Dataset items
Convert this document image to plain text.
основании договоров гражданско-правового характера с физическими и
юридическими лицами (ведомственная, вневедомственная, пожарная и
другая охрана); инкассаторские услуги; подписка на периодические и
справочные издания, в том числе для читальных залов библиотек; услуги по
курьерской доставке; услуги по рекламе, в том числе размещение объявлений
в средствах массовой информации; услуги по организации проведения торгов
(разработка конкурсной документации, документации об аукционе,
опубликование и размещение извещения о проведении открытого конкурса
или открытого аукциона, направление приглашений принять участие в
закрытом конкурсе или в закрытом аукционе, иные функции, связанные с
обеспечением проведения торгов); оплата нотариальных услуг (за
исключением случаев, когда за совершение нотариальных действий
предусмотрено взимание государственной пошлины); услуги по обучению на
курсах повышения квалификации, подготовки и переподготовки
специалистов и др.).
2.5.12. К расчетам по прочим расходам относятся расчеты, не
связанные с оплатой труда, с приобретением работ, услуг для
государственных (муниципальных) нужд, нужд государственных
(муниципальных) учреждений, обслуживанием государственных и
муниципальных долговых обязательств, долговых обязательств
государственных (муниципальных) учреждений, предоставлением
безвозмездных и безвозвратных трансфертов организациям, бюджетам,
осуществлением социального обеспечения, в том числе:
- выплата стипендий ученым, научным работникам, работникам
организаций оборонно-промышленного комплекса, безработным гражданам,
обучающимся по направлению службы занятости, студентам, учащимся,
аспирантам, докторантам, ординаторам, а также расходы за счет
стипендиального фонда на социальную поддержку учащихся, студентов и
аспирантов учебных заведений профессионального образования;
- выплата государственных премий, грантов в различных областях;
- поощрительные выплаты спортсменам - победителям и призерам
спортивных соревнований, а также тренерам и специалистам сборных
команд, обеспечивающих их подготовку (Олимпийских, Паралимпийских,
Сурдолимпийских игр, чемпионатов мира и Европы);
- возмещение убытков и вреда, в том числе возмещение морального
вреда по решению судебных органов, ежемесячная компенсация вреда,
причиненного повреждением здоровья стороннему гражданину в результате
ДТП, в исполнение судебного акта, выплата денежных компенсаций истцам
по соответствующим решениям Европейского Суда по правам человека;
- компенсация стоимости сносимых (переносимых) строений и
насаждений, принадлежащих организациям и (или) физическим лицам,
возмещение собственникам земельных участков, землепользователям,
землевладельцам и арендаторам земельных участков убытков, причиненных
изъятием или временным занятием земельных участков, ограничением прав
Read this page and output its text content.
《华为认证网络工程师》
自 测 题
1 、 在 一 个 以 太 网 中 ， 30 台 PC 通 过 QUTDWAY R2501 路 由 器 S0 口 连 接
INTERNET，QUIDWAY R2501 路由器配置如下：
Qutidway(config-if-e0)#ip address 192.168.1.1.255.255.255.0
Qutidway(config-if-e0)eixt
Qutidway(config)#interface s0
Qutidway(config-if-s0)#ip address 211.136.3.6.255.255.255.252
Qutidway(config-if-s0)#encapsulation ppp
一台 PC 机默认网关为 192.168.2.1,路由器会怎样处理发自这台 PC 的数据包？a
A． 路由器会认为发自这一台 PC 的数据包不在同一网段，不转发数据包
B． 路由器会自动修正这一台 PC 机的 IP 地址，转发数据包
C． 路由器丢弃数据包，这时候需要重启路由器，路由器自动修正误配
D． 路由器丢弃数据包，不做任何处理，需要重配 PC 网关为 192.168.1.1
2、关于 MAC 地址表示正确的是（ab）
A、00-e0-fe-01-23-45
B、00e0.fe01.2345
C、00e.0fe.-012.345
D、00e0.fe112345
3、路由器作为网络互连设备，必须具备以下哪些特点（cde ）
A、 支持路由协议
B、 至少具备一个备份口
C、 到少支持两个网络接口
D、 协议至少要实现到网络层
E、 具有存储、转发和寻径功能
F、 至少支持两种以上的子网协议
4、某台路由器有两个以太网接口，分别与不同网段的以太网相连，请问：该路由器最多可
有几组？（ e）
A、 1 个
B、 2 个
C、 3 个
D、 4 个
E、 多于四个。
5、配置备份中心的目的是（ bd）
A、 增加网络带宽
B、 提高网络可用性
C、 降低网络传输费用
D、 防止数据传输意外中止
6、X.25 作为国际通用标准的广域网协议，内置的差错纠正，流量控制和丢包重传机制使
==
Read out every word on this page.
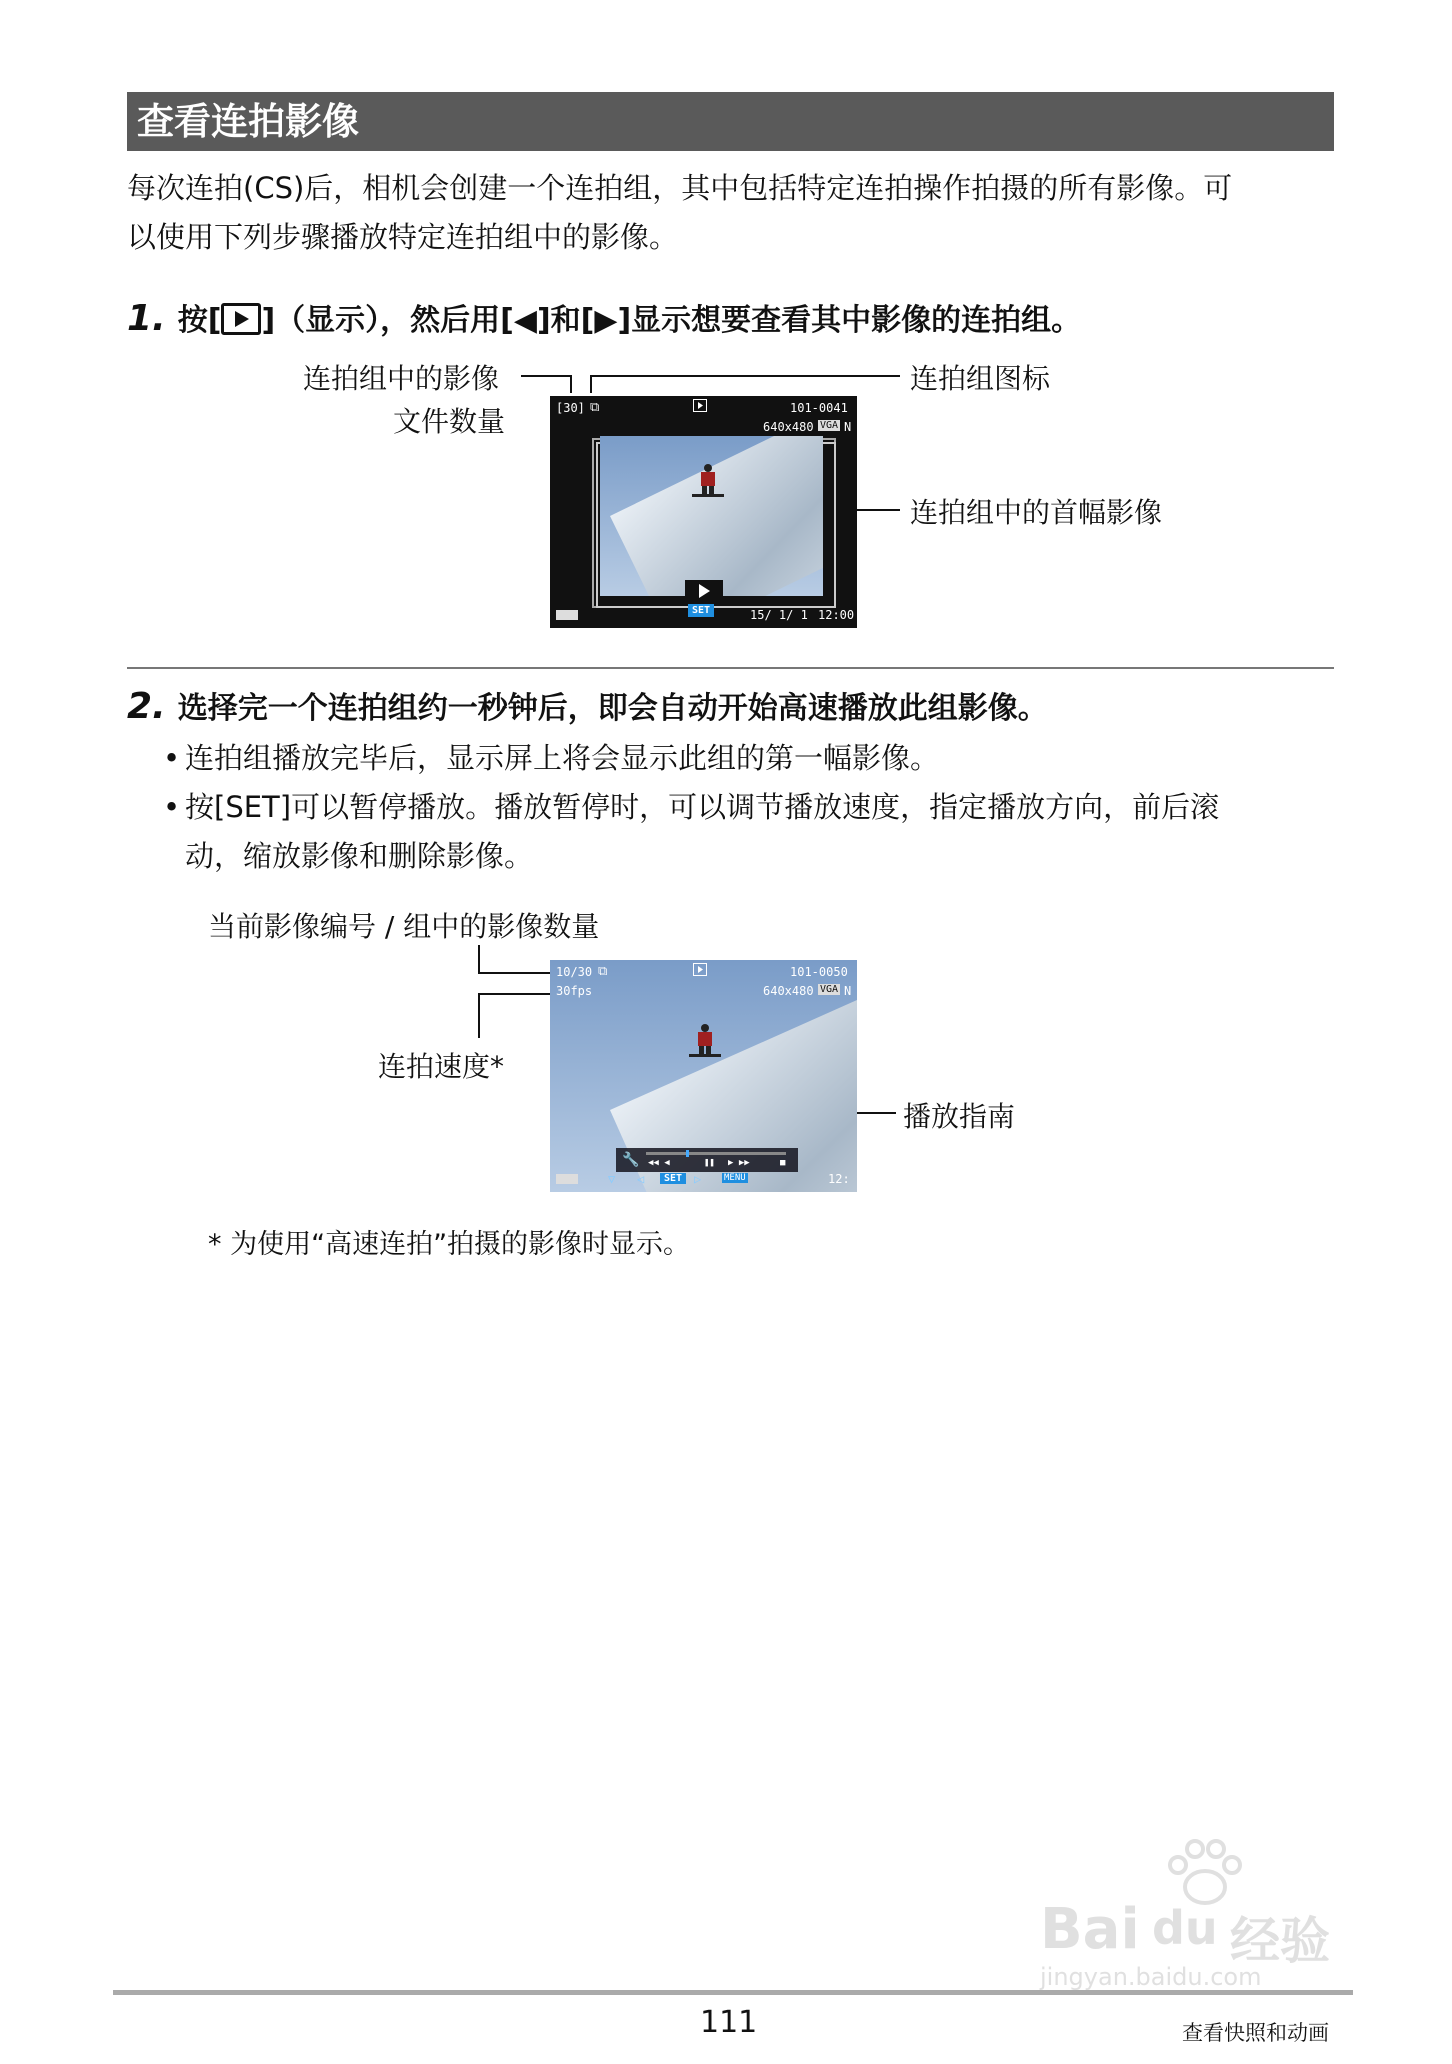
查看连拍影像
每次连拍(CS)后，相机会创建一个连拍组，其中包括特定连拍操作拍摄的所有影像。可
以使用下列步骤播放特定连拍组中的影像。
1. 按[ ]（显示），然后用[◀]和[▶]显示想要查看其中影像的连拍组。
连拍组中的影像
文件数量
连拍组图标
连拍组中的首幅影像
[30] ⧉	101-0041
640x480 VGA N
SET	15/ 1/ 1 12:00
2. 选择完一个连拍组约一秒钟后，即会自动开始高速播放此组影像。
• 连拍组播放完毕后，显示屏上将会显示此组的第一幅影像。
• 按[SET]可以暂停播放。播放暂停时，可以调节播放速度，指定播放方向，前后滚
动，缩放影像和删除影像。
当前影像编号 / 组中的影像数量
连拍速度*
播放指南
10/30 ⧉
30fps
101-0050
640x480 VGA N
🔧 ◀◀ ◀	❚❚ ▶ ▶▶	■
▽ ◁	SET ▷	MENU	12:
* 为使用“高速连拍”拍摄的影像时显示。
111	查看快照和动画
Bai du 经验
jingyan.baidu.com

* What is asked *
Locate the word "config" in the records above, and return each line that has it.

* Written answer *
Qutidway(config-if-e0)#ip address 192.168.1.1.255.255.255.0
Qutidway(config-if-e0)eixt
Qutidway(config)#interface s0
Qutidway(config-if-s0)#ip address 211.136.3.6.255.255.255.252
Qutidway(config-if-s0)#encapsulation ppp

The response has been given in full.